--- Data to process ---
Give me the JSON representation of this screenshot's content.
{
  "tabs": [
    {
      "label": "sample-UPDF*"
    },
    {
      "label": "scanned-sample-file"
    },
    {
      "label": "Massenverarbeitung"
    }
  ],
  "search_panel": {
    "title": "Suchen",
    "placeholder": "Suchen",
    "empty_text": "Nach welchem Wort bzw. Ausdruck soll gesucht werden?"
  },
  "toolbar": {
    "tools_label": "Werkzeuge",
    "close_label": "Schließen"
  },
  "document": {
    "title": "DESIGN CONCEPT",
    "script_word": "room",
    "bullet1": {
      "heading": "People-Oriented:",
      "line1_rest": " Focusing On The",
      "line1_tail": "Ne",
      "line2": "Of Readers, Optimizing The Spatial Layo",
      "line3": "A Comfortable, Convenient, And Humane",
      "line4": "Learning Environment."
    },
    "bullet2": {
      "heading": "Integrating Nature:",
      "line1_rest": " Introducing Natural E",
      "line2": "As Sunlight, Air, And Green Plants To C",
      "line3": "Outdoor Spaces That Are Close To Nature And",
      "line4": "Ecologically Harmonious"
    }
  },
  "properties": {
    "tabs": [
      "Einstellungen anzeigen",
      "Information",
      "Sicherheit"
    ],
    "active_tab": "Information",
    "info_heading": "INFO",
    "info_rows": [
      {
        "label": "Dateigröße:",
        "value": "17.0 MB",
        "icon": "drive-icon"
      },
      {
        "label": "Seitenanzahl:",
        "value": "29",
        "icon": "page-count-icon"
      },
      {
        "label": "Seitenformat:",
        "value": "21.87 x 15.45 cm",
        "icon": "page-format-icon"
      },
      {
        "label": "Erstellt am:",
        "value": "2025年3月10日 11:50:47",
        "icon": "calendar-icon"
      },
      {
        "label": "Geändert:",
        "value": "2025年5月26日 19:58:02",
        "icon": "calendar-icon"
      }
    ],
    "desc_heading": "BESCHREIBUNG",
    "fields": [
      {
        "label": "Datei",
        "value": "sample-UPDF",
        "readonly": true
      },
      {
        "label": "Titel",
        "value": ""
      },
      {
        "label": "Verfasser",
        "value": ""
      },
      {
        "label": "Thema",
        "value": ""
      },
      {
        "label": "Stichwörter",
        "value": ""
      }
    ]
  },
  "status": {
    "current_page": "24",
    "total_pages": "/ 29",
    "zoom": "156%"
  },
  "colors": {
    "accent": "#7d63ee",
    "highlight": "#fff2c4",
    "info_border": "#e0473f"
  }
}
---
▶ **To be done**:
Retype the whole listing above exactly.

▶ **Task answer**:
Give me the JSON representation of this screenshot's content.
{
  "tabs": [
    {
      "label": "sample-UPDF*"
    },
    {
      "label": "scanned-sample-file"
    },
    {
      "label": "Massenverarbeitung"
    }
  ],
  "search_panel": {
    "title": "Suchen",
    "placeholder": "Suchen",
    "empty_text": "Nach welchem Wort bzw. Ausdruck soll gesucht werden?"
  },
  "toolbar": {
    "tools_label": "Werkzeuge",
    "close_label": "Schließen"
  },
  "document": {
    "title": "DESIGN CONCEPT",
    "script_word": "room",
    "bullet1": {
      "heading": "People-Oriented:",
      "line1_rest": " Focusing On The",
      "line1_tail": "Ne",
      "line2": "Of Readers, Optimizing The Spatial Layo",
      "line3": "A Comfortable, Convenient, And Humane",
      "line4": "Learning Environment."
    },
    "bullet2": {
      "heading": "Integrating Nature:",
      "line1_rest": " Introducing Natural E",
      "line2": "As Sunlight, Air, And Green Plants To C",
      "line3": "Outdoor Spaces That Are Close To Nature And",
      "line4": "Ecologically Harmonious"
    }
  },
  "properties": {
    "tabs": [
      "Einstellungen anzeigen",
      "Information",
      "Sicherheit"
    ],
    "active_tab": "Information",
    "info_heading": "INFO",
    "info_rows": [
      {
        "label": "Dateigröße:",
        "value": "17.0 MB",
        "icon": "drive-icon"
      },
      {
        "label": "Seitenanzahl:",
        "value": "29",
        "icon": "page-count-icon"
      },
      {
        "label": "Seitenformat:",
        "value": "21.87 x 15.45 cm",
        "icon": "page-format-icon"
      },
      {
        "label": "Erstellt am:",
        "value": "2025年3月10日 11:50:47",
        "icon": "calendar-icon"
      },
      {
        "label": "Geändert:",
        "value": "2025年5月26日 19:58:02",
        "icon": "calendar-icon"
      }
    ],
    "desc_heading": "BESCHREIBUNG",
    "fields": [
      {
        "label": "Datei",
        "value": "sample-UPDF",
        "readonly": true
      },
      {
        "label": "Titel",
        "value": ""
      },
      {
        "label": "Verfasser",
        "value": ""
      },
      {
        "label": "Thema",
        "value": ""
      },
      {
        "label": "Stichwörter",
        "value": ""
      }
    ]
  },
  "status": {
    "current_page": "24",
    "total_pages": "/ 29",
    "zoom": "156%"
  },
  "colors": {
    "accent": "#7d63ee",
    "highlight": "#fff2c4",
    "info_border": "#e0473f"
  }
}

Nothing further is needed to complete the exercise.